• ROWS:
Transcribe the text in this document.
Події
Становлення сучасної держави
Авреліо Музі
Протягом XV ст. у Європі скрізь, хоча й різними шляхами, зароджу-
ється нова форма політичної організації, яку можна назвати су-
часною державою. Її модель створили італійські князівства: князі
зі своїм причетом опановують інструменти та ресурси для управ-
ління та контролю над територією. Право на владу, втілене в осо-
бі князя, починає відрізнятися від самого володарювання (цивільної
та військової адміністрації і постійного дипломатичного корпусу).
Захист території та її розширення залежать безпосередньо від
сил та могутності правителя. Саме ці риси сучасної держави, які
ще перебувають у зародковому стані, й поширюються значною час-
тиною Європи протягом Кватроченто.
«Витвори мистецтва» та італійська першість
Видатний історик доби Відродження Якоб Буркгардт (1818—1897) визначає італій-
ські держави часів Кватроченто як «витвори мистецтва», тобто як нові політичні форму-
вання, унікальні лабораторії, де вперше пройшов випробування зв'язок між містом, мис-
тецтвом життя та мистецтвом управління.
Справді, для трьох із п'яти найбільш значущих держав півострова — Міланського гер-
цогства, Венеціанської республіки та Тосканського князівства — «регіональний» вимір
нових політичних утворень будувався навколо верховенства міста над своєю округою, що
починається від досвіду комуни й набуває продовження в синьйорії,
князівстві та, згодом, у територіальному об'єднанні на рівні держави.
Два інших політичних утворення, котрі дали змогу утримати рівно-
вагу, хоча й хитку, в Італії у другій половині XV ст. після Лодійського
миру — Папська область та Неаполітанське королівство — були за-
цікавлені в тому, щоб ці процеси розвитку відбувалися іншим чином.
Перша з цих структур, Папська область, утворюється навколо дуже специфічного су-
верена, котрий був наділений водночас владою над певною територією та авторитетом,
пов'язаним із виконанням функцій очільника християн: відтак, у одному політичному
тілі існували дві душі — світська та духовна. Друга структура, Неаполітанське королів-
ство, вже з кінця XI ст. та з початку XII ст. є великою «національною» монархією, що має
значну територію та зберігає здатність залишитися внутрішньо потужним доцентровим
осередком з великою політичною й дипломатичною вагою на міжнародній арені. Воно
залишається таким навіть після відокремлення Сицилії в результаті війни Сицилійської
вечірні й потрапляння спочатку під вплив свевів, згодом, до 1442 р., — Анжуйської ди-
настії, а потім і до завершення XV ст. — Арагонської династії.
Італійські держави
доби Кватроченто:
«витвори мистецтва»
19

• SHORT PROBLEM:
Provide all the records again, word for word.

• FINAL ANSWER:
Transcribe the text in this document.
Події
Становлення сучасної держави
Авреліо Музі
Протягом XV ст. у Європі скрізь, хоча й різними шляхами, зароджу-
ється нова форма політичної організації, яку можна назвати су-
часною державою. Її модель створили італійські князівства: князі
зі своїм причетом опановують інструменти та ресурси для управ-
ління та контролю над територією. Право на владу, втілене в осо-
бі князя, починає відрізнятися від самого володарювання (цивільної
та військової адміністрації і постійного дипломатичного корпусу).
Захист території та її розширення залежать безпосередньо від
сил та могутності правителя. Саме ці риси сучасної держави, які
ще перебувають у зародковому стані, й поширюються значною час-
тиною Європи протягом Кватроченто.
«Витвори мистецтва» та італійська першість
Видатний історик доби Відродження Якоб Буркгардт (1818—1897) визначає італій-
ські держави часів Кватроченто як «витвори мистецтва», тобто як нові політичні форму-
вання, унікальні лабораторії, де вперше пройшов випробування зв'язок між містом, мис-
тецтвом життя та мистецтвом управління.
Справді, для трьох із п'яти найбільш значущих держав півострова — Міланського гер-
цогства, Венеціанської республіки та Тосканського князівства — «регіональний» вимір
нових політичних утворень будувався навколо верховенства міста над своєю округою, що
починається від досвіду комуни й набуває продовження в синьйорії,
князівстві та, згодом, у територіальному об'єднанні на рівні держави.
Два інших політичних утворення, котрі дали змогу утримати рівно-
вагу, хоча й хитку, в Італії у другій половині XV ст. після Лодійського
миру — Папська область та Неаполітанське королівство — були за-
цікавлені в тому, щоб ці процеси розвитку відбувалися іншим чином.
Перша з цих структур, Папська область, утворюється навколо дуже специфічного су-
верена, котрий був наділений водночас владою над певною територією та авторитетом,
пов'язаним із виконанням функцій очільника християн: відтак, у одному політичному
тілі існували дві душі — світська та духовна. Друга структура, Неаполітанське королів-
ство, вже з кінця XI ст. та з початку XII ст. є великою «національною» монархією, що має
значну територію та зберігає здатність залишитися внутрішньо потужним доцентровим
осередком з великою політичною й дипломатичною вагою на міжнародній арені. Воно
залишається таким навіть після відокремлення Сицилії в результаті війни Сицилійської
вечірні й потрапляння спочатку під вплив свевів, згодом, до 1442 р., — Анжуйської ди-
настії, а потім і до завершення XV ст. — Арагонської династії.
Італійські держави
доби Кватроченто:
«витвори мистецтва»
19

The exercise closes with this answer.